* [The exercise] Each record below is to be reproduced without any change.

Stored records
---

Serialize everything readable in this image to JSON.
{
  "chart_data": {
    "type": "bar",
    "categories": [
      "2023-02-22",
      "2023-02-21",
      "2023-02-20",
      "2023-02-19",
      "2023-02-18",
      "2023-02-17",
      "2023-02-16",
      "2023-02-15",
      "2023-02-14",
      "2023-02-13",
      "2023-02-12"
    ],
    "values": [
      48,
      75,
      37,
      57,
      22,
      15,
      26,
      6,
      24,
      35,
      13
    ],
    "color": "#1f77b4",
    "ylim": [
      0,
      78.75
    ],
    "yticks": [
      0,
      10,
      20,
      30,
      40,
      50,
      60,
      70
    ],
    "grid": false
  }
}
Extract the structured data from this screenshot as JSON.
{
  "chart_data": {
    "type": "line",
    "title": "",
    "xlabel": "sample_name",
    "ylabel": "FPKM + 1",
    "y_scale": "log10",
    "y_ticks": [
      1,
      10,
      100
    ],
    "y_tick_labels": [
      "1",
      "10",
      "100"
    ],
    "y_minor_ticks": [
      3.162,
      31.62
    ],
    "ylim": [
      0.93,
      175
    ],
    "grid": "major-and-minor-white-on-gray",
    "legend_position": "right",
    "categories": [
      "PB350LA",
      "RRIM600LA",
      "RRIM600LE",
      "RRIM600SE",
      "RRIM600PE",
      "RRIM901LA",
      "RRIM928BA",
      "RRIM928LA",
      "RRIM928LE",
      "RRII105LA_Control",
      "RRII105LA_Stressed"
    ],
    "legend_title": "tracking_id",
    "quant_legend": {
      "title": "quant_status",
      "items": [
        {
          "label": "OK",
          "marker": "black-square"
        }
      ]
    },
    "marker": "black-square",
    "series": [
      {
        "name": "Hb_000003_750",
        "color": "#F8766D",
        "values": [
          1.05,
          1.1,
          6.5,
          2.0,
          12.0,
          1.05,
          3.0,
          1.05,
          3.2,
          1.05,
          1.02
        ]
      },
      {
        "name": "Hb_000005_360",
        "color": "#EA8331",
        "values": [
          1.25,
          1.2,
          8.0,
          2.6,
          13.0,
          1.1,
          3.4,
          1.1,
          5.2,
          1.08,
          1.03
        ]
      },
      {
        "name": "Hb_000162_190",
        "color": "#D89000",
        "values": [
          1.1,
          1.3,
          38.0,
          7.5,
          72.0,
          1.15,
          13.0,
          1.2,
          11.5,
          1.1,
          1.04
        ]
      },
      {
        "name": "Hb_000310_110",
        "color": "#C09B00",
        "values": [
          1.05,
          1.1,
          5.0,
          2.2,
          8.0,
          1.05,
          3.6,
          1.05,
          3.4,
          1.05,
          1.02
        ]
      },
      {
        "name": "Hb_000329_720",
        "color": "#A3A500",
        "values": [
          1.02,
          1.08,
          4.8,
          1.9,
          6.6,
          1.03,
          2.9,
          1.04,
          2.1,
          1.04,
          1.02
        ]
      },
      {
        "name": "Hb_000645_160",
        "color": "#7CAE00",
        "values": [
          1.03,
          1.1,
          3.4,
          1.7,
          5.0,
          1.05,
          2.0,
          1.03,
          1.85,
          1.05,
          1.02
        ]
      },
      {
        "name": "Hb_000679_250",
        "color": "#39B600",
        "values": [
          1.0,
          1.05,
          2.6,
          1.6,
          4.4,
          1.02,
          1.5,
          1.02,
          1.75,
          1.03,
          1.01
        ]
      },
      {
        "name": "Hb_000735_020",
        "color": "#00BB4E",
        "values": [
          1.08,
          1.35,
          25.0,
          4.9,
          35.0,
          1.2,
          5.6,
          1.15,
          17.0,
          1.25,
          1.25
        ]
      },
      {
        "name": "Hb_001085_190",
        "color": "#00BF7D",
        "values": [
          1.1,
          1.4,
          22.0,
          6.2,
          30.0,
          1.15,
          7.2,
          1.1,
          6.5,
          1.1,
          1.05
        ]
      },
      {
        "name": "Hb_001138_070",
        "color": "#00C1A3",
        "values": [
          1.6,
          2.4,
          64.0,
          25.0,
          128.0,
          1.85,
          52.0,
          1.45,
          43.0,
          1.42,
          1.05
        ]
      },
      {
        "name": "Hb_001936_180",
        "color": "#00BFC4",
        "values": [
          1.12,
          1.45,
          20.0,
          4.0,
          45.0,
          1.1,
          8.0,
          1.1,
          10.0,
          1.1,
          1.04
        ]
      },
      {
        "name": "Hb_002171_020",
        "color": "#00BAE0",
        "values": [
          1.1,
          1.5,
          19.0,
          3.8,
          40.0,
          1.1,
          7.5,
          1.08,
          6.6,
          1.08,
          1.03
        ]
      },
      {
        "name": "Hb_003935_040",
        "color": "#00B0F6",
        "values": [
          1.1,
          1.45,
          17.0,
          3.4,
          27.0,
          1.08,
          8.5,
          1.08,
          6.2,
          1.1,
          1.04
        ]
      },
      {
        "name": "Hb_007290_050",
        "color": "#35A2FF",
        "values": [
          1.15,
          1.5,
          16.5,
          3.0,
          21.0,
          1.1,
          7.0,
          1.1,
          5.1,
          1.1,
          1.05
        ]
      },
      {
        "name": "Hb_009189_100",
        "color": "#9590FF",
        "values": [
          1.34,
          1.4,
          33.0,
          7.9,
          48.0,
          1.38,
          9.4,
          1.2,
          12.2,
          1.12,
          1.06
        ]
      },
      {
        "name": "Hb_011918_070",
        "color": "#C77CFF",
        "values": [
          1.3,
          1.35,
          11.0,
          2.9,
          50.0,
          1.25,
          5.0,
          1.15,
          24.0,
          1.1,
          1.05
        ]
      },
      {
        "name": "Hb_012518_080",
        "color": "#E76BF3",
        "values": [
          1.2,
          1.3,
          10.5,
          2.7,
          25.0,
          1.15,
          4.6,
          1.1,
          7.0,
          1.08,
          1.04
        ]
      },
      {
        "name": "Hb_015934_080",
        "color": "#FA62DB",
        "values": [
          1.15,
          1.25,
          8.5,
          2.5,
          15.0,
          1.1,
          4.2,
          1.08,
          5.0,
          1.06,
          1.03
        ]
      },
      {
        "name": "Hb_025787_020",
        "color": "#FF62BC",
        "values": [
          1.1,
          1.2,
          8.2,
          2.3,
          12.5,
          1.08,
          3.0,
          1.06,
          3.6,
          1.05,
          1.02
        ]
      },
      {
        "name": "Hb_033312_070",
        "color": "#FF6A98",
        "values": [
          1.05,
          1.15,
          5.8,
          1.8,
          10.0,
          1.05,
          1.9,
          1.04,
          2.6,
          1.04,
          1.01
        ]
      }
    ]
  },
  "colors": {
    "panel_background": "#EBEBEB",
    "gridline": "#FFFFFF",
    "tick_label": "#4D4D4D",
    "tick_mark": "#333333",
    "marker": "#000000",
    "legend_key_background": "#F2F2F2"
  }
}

---

* [Answer to the problem]
Serialize everything readable in this image to JSON.
{
  "chart_data": {
    "type": "bar",
    "categories": [
      "2023-02-22",
      "2023-02-21",
      "2023-02-20",
      "2023-02-19",
      "2023-02-18",
      "2023-02-17",
      "2023-02-16",
      "2023-02-15",
      "2023-02-14",
      "2023-02-13",
      "2023-02-12"
    ],
    "values": [
      48,
      75,
      37,
      57,
      22,
      15,
      26,
      6,
      24,
      35,
      13
    ],
    "color": "#1f77b4",
    "ylim": [
      0,
      78.75
    ],
    "yticks": [
      0,
      10,
      20,
      30,
      40,
      50,
      60,
      70
    ],
    "grid": false
  }
}
Extract the structured data from this screenshot as JSON.
{
  "chart_data": {
    "type": "line",
    "title": "",
    "xlabel": "sample_name",
    "ylabel": "FPKM + 1",
    "y_scale": "log10",
    "y_ticks": [
      1,
      10,
      100
    ],
    "y_tick_labels": [
      "1",
      "10",
      "100"
    ],
    "y_minor_ticks": [
      3.162,
      31.62
    ],
    "ylim": [
      0.93,
      175
    ],
    "grid": "major-and-minor-white-on-gray",
    "legend_position": "right",
    "categories": [
      "PB350LA",
      "RRIM600LA",
      "RRIM600LE",
      "RRIM600SE",
      "RRIM600PE",
      "RRIM901LA",
      "RRIM928BA",
      "RRIM928LA",
      "RRIM928LE",
      "RRII105LA_Control",
      "RRII105LA_Stressed"
    ],
    "legend_title": "tracking_id",
    "quant_legend": {
      "title": "quant_status",
      "items": [
        {
          "label": "OK",
          "marker": "black-square"
        }
      ]
    },
    "marker": "black-square",
    "series": [
      {
        "name": "Hb_000003_750",
        "color": "#F8766D",
        "values": [
          1.05,
          1.1,
          6.5,
          2.0,
          12.0,
          1.05,
          3.0,
          1.05,
          3.2,
          1.05,
          1.02
        ]
      },
      {
        "name": "Hb_000005_360",
        "color": "#EA8331",
        "values": [
          1.25,
          1.2,
          8.0,
          2.6,
          13.0,
          1.1,
          3.4,
          1.1,
          5.2,
          1.08,
          1.03
        ]
      },
      {
        "name": "Hb_000162_190",
        "color": "#D89000",
        "values": [
          1.1,
          1.3,
          38.0,
          7.5,
          72.0,
          1.15,
          13.0,
          1.2,
          11.5,
          1.1,
          1.04
        ]
      },
      {
        "name": "Hb_000310_110",
        "color": "#C09B00",
        "values": [
          1.05,
          1.1,
          5.0,
          2.2,
          8.0,
          1.05,
          3.6,
          1.05,
          3.4,
          1.05,
          1.02
        ]
      },
      {
        "name": "Hb_000329_720",
        "color": "#A3A500",
        "values": [
          1.02,
          1.08,
          4.8,
          1.9,
          6.6,
          1.03,
          2.9,
          1.04,
          2.1,
          1.04,
          1.02
        ]
      },
      {
        "name": "Hb_000645_160",
        "color": "#7CAE00",
        "values": [
          1.03,
          1.1,
          3.4,
          1.7,
          5.0,
          1.05,
          2.0,
          1.03,
          1.85,
          1.05,
          1.02
        ]
      },
      {
        "name": "Hb_000679_250",
        "color": "#39B600",
        "values": [
          1.0,
          1.05,
          2.6,
          1.6,
          4.4,
          1.02,
          1.5,
          1.02,
          1.75,
          1.03,
          1.01
        ]
      },
      {
        "name": "Hb_000735_020",
        "color": "#00BB4E",
        "values": [
          1.08,
          1.35,
          25.0,
          4.9,
          35.0,
          1.2,
          5.6,
          1.15,
          17.0,
          1.25,
          1.25
        ]
      },
      {
        "name": "Hb_001085_190",
        "color": "#00BF7D",
        "values": [
          1.1,
          1.4,
          22.0,
          6.2,
          30.0,
          1.15,
          7.2,
          1.1,
          6.5,
          1.1,
          1.05
        ]
      },
      {
        "name": "Hb_001138_070",
        "color": "#00C1A3",
        "values": [
          1.6,
          2.4,
          64.0,
          25.0,
          128.0,
          1.85,
          52.0,
          1.45,
          43.0,
          1.42,
          1.05
        ]
      },
      {
        "name": "Hb_001936_180",
        "color": "#00BFC4",
        "values": [
          1.12,
          1.45,
          20.0,
          4.0,
          45.0,
          1.1,
          8.0,
          1.1,
          10.0,
          1.1,
          1.04
        ]
      },
      {
        "name": "Hb_002171_020",
        "color": "#00BAE0",
        "values": [
          1.1,
          1.5,
          19.0,
          3.8,
          40.0,
          1.1,
          7.5,
          1.08,
          6.6,
          1.08,
          1.03
        ]
      },
      {
        "name": "Hb_003935_040",
        "color": "#00B0F6",
        "values": [
          1.1,
          1.45,
          17.0,
          3.4,
          27.0,
          1.08,
          8.5,
          1.08,
          6.2,
          1.1,
          1.04
        ]
      },
      {
        "name": "Hb_007290_050",
        "color": "#35A2FF",
        "values": [
          1.15,
          1.5,
          16.5,
          3.0,
          21.0,
          1.1,
          7.0,
          1.1,
          5.1,
          1.1,
          1.05
        ]
      },
      {
        "name": "Hb_009189_100",
        "color": "#9590FF",
        "values": [
          1.34,
          1.4,
          33.0,
          7.9,
          48.0,
          1.38,
          9.4,
          1.2,
          12.2,
          1.12,
          1.06
        ]
      },
      {
        "name": "Hb_011918_070",
        "color": "#C77CFF",
        "values": [
          1.3,
          1.35,
          11.0,
          2.9,
          50.0,
          1.25,
          5.0,
          1.15,
          24.0,
          1.1,
          1.05
        ]
      },
      {
        "name": "Hb_012518_080",
        "color": "#E76BF3",
        "values": [
          1.2,
          1.3,
          10.5,
          2.7,
          25.0,
          1.15,
          4.6,
          1.1,
          7.0,
          1.08,
          1.04
        ]
      },
      {
        "name": "Hb_015934_080",
        "color": "#FA62DB",
        "values": [
          1.15,
          1.25,
          8.5,
          2.5,
          15.0,
          1.1,
          4.2,
          1.08,
          5.0,
          1.06,
          1.03
        ]
      },
      {
        "name": "Hb_025787_020",
        "color": "#FF62BC",
        "values": [
          1.1,
          1.2,
          8.2,
          2.3,
          12.5,
          1.08,
          3.0,
          1.06,
          3.6,
          1.05,
          1.02
        ]
      },
      {
        "name": "Hb_033312_070",
        "color": "#FF6A98",
        "values": [
          1.05,
          1.15,
          5.8,
          1.8,
          10.0,
          1.05,
          1.9,
          1.04,
          2.6,
          1.04,
          1.01
        ]
      }
    ]
  },
  "colors": {
    "panel_background": "#EBEBEB",
    "gridline": "#FFFFFF",
    "tick_label": "#4D4D4D",
    "tick_mark": "#333333",
    "marker": "#000000",
    "legend_key_background": "#F2F2F2"
  }
}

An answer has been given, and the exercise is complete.